[EXERCISE INSTRUCTIONS] Restate every entry word for word.

[ENTRIES SUPPLIED]

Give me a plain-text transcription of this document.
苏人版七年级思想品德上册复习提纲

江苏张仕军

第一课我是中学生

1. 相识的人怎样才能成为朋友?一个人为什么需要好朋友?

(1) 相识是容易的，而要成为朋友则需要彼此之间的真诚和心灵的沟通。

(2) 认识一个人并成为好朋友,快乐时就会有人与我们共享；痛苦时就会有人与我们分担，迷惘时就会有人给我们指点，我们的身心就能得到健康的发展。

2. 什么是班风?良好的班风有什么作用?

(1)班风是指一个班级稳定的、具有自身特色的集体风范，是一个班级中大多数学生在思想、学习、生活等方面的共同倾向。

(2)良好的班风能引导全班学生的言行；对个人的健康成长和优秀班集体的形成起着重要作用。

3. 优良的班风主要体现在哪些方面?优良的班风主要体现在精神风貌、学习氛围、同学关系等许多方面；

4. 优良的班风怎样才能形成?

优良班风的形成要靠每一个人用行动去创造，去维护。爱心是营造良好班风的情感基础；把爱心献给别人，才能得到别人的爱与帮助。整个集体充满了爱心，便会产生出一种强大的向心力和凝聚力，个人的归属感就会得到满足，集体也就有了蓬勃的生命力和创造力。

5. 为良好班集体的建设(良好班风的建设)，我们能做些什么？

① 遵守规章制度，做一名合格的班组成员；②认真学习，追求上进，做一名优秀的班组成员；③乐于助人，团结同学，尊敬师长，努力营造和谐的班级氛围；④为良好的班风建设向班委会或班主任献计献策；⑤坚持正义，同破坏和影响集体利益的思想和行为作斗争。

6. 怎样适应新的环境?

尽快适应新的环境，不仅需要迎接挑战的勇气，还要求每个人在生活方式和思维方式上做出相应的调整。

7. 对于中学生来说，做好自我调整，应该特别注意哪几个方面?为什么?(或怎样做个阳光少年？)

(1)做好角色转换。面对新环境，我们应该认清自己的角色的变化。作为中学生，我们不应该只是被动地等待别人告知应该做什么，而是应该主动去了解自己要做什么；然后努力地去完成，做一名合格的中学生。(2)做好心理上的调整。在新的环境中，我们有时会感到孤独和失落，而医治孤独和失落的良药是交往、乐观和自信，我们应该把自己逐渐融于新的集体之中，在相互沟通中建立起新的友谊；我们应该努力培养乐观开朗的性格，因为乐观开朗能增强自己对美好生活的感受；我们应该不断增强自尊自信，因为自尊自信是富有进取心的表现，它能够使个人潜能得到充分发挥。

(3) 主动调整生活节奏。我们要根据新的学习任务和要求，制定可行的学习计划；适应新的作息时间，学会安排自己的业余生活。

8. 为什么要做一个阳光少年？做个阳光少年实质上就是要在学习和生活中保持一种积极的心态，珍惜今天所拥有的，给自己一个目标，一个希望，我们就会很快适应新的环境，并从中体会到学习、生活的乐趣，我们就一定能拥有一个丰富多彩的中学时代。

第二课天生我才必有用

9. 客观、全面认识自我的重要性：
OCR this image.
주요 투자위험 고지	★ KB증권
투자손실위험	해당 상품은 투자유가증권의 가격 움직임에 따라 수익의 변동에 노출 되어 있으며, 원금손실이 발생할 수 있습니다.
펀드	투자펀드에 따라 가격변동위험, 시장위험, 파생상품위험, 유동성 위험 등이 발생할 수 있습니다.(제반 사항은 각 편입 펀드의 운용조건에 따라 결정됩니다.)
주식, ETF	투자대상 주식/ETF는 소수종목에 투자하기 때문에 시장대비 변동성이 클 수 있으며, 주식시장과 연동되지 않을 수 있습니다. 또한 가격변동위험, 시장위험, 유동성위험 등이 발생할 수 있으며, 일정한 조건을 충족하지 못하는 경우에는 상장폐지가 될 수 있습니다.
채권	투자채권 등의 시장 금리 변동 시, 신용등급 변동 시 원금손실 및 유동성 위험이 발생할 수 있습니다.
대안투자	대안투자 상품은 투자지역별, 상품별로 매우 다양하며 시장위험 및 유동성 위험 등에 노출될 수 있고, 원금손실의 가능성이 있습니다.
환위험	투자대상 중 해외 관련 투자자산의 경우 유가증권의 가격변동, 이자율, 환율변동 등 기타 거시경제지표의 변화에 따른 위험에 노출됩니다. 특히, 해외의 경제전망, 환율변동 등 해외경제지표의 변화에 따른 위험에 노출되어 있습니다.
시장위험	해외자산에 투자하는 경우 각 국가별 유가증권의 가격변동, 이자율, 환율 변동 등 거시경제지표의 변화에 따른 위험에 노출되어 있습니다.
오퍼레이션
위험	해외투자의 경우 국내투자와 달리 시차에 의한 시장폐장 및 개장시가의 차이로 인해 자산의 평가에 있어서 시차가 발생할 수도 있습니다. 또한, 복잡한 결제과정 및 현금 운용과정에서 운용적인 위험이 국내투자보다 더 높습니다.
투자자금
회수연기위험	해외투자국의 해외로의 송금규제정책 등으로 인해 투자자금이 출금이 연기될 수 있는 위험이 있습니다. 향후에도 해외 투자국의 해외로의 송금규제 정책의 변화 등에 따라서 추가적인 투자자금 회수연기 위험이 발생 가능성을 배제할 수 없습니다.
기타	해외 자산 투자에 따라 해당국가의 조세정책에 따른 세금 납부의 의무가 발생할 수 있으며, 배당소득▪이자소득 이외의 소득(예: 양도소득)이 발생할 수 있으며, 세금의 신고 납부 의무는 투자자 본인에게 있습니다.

[EXERCISE OUTPUT]
Give me a plain-text transcription of this document.
苏人版七年级思想品德上册复习提纲

江苏张仕军

第一课我是中学生

1. 相识的人怎样才能成为朋友?一个人为什么需要好朋友?

(1) 相识是容易的，而要成为朋友则需要彼此之间的真诚和心灵的沟通。

(2) 认识一个人并成为好朋友,快乐时就会有人与我们共享；痛苦时就会有人与我们分担，迷惘时就会有人给我们指点，我们的身心就能得到健康的发展。

2. 什么是班风?良好的班风有什么作用?

(1)班风是指一个班级稳定的、具有自身特色的集体风范，是一个班级中大多数学生在思想、学习、生活等方面的共同倾向。

(2)良好的班风能引导全班学生的言行；对个人的健康成长和优秀班集体的形成起着重要作用。

3. 优良的班风主要体现在哪些方面?优良的班风主要体现在精神风貌、学习氛围、同学关系等许多方面；

4. 优良的班风怎样才能形成?

优良班风的形成要靠每一个人用行动去创造，去维护。爱心是营造良好班风的情感基础；把爱心献给别人，才能得到别人的爱与帮助。整个集体充满了爱心，便会产生出一种强大的向心力和凝聚力，个人的归属感就会得到满足，集体也就有了蓬勃的生命力和创造力。

5. 为良好班集体的建设(良好班风的建设)，我们能做些什么？

① 遵守规章制度，做一名合格的班组成员；②认真学习，追求上进，做一名优秀的班组成员；③乐于助人，团结同学，尊敬师长，努力营造和谐的班级氛围；④为良好的班风建设向班委会或班主任献计献策；⑤坚持正义，同破坏和影响集体利益的思想和行为作斗争。

6. 怎样适应新的环境?

尽快适应新的环境，不仅需要迎接挑战的勇气，还要求每个人在生活方式和思维方式上做出相应的调整。

7. 对于中学生来说，做好自我调整，应该特别注意哪几个方面?为什么?(或怎样做个阳光少年？)

(1)做好角色转换。面对新环境，我们应该认清自己的角色的变化。作为中学生，我们不应该只是被动地等待别人告知应该做什么，而是应该主动去了解自己要做什么；然后努力地去完成，做一名合格的中学生。(2)做好心理上的调整。在新的环境中，我们有时会感到孤独和失落，而医治孤独和失落的良药是交往、乐观和自信，我们应该把自己逐渐融于新的集体之中，在相互沟通中建立起新的友谊；我们应该努力培养乐观开朗的性格，因为乐观开朗能增强自己对美好生活的感受；我们应该不断增强自尊自信，因为自尊自信是富有进取心的表现，它能够使个人潜能得到充分发挥。

(3) 主动调整生活节奏。我们要根据新的学习任务和要求，制定可行的学习计划；适应新的作息时间，学会安排自己的业余生活。

8. 为什么要做一个阳光少年？做个阳光少年实质上就是要在学习和生活中保持一种积极的心态，珍惜今天所拥有的，给自己一个目标，一个希望，我们就会很快适应新的环境，并从中体会到学习、生活的乐趣，我们就一定能拥有一个丰富多彩的中学时代。

第二课天生我才必有用

9. 客观、全面认识自我的重要性：
OCR this image.
주요 투자위험 고지	★ KB증권
투자손실위험	해당 상품은 투자유가증권의 가격 움직임에 따라 수익의 변동에 노출 되어 있으며, 원금손실이 발생할 수 있습니다.
펀드	투자펀드에 따라 가격변동위험, 시장위험, 파생상품위험, 유동성 위험 등이 발생할 수 있습니다.(제반 사항은 각 편입 펀드의 운용조건에 따라 결정됩니다.)
주식, ETF	투자대상 주식/ETF는 소수종목에 투자하기 때문에 시장대비 변동성이 클 수 있으며, 주식시장과 연동되지 않을 수 있습니다. 또한 가격변동위험, 시장위험, 유동성위험 등이 발생할 수 있으며, 일정한 조건을 충족하지 못하는 경우에는 상장폐지가 될 수 있습니다.
채권	투자채권 등의 시장 금리 변동 시, 신용등급 변동 시 원금손실 및 유동성 위험이 발생할 수 있습니다.
대안투자	대안투자 상품은 투자지역별, 상품별로 매우 다양하며 시장위험 및 유동성 위험 등에 노출될 수 있고, 원금손실의 가능성이 있습니다.
환위험	투자대상 중 해외 관련 투자자산의 경우 유가증권의 가격변동, 이자율, 환율변동 등 기타 거시경제지표의 변화에 따른 위험에 노출됩니다. 특히, 해외의 경제전망, 환율변동 등 해외경제지표의 변화에 따른 위험에 노출되어 있습니다.
시장위험	해외자산에 투자하는 경우 각 국가별 유가증권의 가격변동, 이자율, 환율 변동 등 거시경제지표의 변화에 따른 위험에 노출되어 있습니다.
오퍼레이션
위험	해외투자의 경우 국내투자와 달리 시차에 의한 시장폐장 및 개장시가의 차이로 인해 자산의 평가에 있어서 시차가 발생할 수도 있습니다. 또한, 복잡한 결제과정 및 현금 운용과정에서 운용적인 위험이 국내투자보다 더 높습니다.
투자자금
회수연기위험	해외투자국의 해외로의 송금규제정책 등으로 인해 투자자금이 출금이 연기될 수 있는 위험이 있습니다. 향후에도 해외 투자국의 해외로의 송금규제 정책의 변화 등에 따라서 추가적인 투자자금 회수연기 위험이 발생 가능성을 배제할 수 없습니다.
기타	해외 자산 투자에 따라 해당국가의 조세정책에 따른 세금 납부의 의무가 발생할 수 있으며, 배당소득▪이자소득 이외의 소득(예: 양도소득)이 발생할 수 있으며, 세금의 신고 납부 의무는 투자자 본인에게 있습니다.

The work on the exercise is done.